### WHAT YOU NEED TO DO
Write out the data below exactly as given, without any of its pictures.

--*--

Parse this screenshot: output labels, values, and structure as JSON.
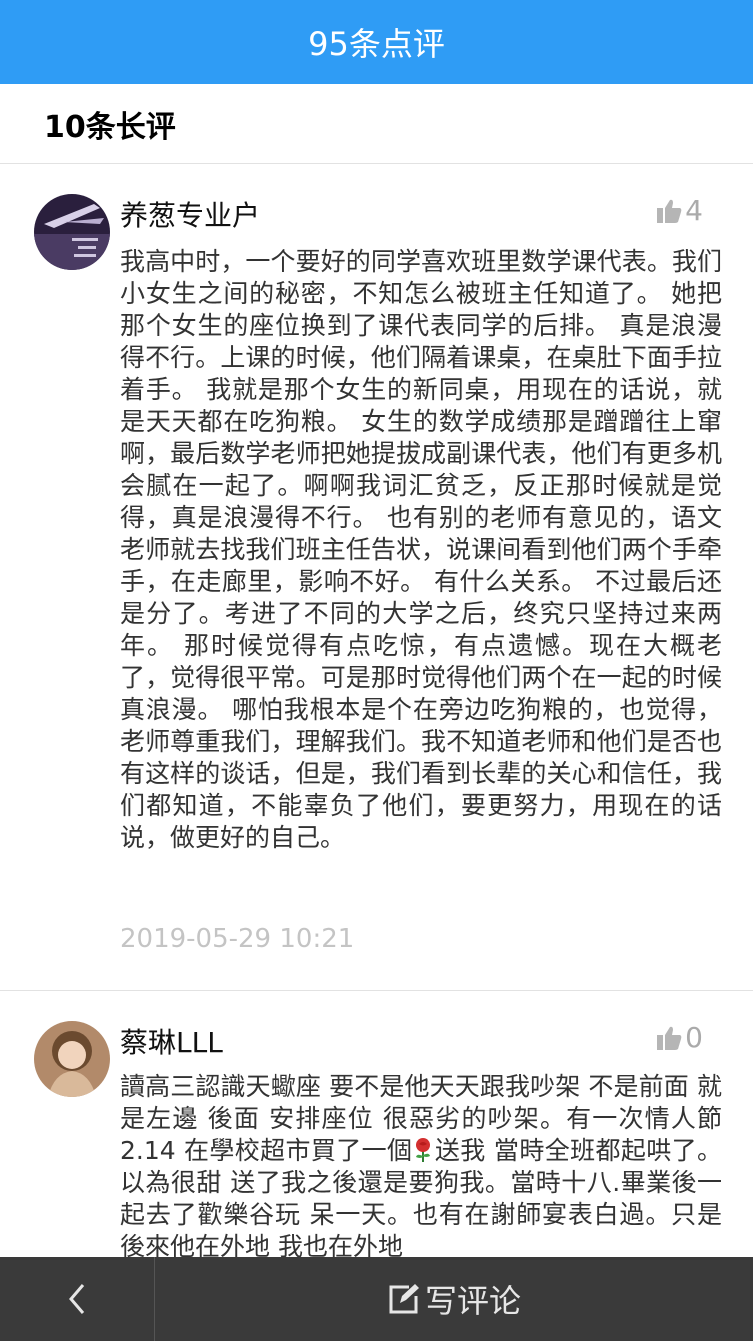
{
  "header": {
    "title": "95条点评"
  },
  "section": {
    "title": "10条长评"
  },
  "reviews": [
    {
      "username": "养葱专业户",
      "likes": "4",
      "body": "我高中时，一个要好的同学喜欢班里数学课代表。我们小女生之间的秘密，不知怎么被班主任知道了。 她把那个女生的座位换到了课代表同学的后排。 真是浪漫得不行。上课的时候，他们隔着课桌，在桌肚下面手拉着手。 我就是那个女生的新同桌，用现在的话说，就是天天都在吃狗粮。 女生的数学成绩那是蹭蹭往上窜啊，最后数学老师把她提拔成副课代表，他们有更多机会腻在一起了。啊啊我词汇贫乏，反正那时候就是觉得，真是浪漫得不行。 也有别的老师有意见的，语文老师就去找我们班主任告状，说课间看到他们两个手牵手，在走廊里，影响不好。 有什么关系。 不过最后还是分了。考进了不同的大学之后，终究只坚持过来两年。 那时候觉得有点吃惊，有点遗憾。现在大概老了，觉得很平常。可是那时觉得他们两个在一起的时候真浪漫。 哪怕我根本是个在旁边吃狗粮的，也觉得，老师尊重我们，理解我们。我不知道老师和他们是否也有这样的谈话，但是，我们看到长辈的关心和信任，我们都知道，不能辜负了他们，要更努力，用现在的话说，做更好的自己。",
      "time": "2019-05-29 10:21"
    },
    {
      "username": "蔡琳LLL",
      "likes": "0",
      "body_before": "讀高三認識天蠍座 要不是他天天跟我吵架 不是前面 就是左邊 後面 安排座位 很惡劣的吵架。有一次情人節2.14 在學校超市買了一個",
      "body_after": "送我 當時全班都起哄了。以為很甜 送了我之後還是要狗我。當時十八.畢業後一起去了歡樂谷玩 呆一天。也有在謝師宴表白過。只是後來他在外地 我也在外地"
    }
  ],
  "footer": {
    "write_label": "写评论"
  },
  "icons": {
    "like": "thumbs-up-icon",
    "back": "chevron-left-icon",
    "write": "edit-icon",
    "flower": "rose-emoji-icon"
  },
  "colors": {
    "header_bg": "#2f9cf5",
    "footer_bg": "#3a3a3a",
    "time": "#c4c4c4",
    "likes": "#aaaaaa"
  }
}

--*--

### TASK OUTPUT
Parse this screenshot: output labels, values, and structure as JSON.
{
  "header": {
    "title": "95条点评"
  },
  "section": {
    "title": "10条长评"
  },
  "reviews": [
    {
      "username": "养葱专业户",
      "likes": "4",
      "body": "我高中时，一个要好的同学喜欢班里数学课代表。我们小女生之间的秘密，不知怎么被班主任知道了。 她把那个女生的座位换到了课代表同学的后排。 真是浪漫得不行。上课的时候，他们隔着课桌，在桌肚下面手拉着手。 我就是那个女生的新同桌，用现在的话说，就是天天都在吃狗粮。 女生的数学成绩那是蹭蹭往上窜啊，最后数学老师把她提拔成副课代表，他们有更多机会腻在一起了。啊啊我词汇贫乏，反正那时候就是觉得，真是浪漫得不行。 也有别的老师有意见的，语文老师就去找我们班主任告状，说课间看到他们两个手牵手，在走廊里，影响不好。 有什么关系。 不过最后还是分了。考进了不同的大学之后，终究只坚持过来两年。 那时候觉得有点吃惊，有点遗憾。现在大概老了，觉得很平常。可是那时觉得他们两个在一起的时候真浪漫。 哪怕我根本是个在旁边吃狗粮的，也觉得，老师尊重我们，理解我们。我不知道老师和他们是否也有这样的谈话，但是，我们看到长辈的关心和信任，我们都知道，不能辜负了他们，要更努力，用现在的话说，做更好的自己。",
      "time": "2019-05-29 10:21"
    },
    {
      "username": "蔡琳LLL",
      "likes": "0",
      "body_before": "讀高三認識天蠍座 要不是他天天跟我吵架 不是前面 就是左邊 後面 安排座位 很惡劣的吵架。有一次情人節2.14 在學校超市買了一個",
      "body_after": "送我 當時全班都起哄了。以為很甜 送了我之後還是要狗我。當時十八.畢業後一起去了歡樂谷玩 呆一天。也有在謝師宴表白過。只是後來他在外地 我也在外地"
    }
  ],
  "footer": {
    "write_label": "写评论"
  },
  "icons": {
    "like": "thumbs-up-icon",
    "back": "chevron-left-icon",
    "write": "edit-icon",
    "flower": "rose-emoji-icon"
  },
  "colors": {
    "header_bg": "#2f9cf5",
    "footer_bg": "#3a3a3a",
    "time": "#c4c4c4",
    "likes": "#aaaaaa"
  }
}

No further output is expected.